--- SOURCE RECORDS ---
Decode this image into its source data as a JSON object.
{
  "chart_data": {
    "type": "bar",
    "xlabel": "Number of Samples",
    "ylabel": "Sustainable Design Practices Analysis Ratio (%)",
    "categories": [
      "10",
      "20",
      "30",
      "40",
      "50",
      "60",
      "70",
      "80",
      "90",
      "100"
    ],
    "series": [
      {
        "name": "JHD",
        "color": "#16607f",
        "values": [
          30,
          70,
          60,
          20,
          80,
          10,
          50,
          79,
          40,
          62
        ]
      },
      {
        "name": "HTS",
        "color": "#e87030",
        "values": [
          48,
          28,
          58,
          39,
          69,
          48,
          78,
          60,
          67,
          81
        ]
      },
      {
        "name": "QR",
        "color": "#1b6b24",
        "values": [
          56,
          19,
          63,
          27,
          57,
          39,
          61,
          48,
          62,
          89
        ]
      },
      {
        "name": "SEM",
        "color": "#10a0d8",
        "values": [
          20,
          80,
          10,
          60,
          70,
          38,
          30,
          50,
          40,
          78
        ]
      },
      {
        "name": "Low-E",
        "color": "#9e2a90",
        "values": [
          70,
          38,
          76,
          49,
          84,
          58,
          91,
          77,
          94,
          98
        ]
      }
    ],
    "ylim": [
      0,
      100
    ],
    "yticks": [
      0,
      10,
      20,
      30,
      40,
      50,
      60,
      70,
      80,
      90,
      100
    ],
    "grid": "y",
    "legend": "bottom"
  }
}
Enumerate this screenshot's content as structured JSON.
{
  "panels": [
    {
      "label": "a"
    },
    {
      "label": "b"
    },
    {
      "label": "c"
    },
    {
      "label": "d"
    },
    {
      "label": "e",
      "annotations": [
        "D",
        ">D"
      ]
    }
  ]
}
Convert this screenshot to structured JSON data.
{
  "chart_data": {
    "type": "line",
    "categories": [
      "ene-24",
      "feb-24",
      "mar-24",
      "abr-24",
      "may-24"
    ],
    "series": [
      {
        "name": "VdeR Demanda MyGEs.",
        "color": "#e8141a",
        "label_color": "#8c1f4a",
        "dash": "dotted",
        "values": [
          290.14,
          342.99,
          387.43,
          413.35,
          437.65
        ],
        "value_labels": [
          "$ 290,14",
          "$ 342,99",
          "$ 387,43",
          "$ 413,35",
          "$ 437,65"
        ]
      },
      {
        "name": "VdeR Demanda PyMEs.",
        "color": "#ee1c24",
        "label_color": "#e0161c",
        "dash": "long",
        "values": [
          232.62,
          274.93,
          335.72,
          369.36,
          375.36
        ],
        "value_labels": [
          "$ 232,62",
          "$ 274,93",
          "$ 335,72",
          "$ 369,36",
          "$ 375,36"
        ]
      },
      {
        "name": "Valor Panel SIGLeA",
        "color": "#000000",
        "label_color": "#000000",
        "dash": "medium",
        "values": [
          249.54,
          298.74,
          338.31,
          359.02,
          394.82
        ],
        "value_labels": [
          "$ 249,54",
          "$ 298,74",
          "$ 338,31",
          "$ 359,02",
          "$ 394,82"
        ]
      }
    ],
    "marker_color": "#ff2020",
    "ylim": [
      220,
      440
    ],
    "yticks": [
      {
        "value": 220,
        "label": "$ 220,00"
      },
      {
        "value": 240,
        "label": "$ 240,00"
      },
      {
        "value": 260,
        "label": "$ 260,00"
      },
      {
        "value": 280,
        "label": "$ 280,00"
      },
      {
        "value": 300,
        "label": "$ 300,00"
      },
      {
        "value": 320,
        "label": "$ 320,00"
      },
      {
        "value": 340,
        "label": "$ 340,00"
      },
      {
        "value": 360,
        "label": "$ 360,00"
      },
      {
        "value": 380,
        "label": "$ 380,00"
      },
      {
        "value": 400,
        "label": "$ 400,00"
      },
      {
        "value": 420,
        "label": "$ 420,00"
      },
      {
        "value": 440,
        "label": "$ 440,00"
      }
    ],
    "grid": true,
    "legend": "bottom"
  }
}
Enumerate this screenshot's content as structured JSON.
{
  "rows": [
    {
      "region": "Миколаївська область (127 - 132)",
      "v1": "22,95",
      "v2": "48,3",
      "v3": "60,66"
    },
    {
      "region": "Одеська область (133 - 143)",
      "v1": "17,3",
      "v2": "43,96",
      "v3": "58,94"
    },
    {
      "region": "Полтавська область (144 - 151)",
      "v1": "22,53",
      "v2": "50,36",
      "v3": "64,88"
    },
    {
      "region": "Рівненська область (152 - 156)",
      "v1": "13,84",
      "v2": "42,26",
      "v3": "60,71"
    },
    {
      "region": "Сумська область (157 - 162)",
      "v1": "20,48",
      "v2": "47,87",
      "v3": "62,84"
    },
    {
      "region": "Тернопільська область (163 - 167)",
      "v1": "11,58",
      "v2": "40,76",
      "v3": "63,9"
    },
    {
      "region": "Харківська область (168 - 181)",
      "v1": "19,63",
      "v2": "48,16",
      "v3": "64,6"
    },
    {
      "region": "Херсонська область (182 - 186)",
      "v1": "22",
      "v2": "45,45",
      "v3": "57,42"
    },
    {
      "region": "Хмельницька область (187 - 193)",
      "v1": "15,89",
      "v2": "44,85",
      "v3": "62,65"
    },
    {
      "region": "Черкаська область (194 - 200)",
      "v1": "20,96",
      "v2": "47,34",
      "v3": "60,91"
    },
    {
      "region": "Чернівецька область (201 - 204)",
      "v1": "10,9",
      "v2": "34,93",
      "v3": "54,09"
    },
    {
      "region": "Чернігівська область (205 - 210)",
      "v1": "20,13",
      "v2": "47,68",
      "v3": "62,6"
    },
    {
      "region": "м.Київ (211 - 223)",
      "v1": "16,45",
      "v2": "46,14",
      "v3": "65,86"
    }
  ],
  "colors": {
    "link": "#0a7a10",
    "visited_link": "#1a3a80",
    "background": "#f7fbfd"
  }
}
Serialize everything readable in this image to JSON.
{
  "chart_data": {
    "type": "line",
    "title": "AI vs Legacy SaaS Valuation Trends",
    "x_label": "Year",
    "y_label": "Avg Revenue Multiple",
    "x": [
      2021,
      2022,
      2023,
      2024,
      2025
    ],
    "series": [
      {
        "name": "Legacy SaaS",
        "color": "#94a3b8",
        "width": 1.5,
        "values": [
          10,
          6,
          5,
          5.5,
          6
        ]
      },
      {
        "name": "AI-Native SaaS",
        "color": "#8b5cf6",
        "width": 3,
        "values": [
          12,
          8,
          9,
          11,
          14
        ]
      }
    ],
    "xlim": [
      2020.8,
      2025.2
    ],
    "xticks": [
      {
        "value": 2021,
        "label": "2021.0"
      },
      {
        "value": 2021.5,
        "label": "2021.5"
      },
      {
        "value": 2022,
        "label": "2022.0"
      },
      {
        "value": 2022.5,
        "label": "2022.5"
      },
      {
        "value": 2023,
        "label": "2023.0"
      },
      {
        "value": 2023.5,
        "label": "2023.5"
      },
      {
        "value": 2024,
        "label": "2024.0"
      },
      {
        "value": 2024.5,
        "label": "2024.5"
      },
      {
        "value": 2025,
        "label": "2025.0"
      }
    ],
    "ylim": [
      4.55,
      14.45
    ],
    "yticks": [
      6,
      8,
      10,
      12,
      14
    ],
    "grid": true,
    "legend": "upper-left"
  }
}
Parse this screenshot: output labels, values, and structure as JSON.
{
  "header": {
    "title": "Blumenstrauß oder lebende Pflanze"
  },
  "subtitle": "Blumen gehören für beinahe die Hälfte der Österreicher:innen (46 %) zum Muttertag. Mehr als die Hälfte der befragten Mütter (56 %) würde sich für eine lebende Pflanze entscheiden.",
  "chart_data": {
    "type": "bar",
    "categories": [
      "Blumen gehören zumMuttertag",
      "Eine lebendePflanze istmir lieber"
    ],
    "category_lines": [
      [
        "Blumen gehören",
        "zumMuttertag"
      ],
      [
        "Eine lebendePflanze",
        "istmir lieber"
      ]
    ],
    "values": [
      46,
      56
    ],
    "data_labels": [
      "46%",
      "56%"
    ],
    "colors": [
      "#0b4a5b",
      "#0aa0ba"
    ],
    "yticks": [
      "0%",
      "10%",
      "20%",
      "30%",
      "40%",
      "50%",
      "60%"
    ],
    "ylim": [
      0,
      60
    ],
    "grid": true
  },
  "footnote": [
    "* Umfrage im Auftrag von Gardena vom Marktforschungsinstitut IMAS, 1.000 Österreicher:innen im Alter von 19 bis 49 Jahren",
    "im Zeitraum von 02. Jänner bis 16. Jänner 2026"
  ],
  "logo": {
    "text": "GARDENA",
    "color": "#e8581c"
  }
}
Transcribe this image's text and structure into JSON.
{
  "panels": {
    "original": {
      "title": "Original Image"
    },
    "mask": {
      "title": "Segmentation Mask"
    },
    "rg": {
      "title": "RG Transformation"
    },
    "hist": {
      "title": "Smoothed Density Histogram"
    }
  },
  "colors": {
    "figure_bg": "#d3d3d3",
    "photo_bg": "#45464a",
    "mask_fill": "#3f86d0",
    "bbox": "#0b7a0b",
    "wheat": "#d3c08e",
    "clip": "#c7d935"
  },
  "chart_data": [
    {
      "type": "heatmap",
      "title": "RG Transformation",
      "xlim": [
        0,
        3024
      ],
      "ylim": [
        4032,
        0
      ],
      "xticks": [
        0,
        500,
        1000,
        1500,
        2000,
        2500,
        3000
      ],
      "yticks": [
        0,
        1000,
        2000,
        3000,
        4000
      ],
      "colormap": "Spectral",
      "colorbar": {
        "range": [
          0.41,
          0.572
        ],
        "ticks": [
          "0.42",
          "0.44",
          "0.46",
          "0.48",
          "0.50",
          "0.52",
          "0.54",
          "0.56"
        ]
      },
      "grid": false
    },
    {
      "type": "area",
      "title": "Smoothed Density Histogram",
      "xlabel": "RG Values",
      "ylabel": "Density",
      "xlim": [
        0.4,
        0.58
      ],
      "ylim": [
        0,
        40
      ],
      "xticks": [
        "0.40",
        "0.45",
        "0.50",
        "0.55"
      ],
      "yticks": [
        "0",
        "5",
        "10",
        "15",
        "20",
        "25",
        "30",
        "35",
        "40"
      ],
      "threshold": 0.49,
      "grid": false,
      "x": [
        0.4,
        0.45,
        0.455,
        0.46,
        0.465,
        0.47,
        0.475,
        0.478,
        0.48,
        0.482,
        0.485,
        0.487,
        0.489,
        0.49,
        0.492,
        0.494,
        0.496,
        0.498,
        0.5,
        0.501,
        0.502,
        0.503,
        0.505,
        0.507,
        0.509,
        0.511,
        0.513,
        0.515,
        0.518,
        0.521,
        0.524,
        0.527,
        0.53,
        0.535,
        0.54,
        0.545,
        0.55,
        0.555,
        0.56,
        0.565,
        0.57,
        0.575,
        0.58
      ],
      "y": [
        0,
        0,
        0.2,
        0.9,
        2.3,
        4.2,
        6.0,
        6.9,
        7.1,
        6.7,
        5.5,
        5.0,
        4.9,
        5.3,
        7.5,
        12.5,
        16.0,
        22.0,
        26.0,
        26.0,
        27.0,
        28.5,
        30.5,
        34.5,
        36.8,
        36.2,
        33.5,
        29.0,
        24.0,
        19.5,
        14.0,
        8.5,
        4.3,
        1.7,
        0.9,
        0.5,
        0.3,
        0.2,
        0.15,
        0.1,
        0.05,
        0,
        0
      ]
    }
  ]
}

--- DIRECTIONS ---
In the material above, find each line that contains the word "grid", and select it.

--- ANSWER BELOW ---
    "grid": "y",
    "grid": true,
    "grid": true,
    "grid": true
      "grid": false
      "grid": false,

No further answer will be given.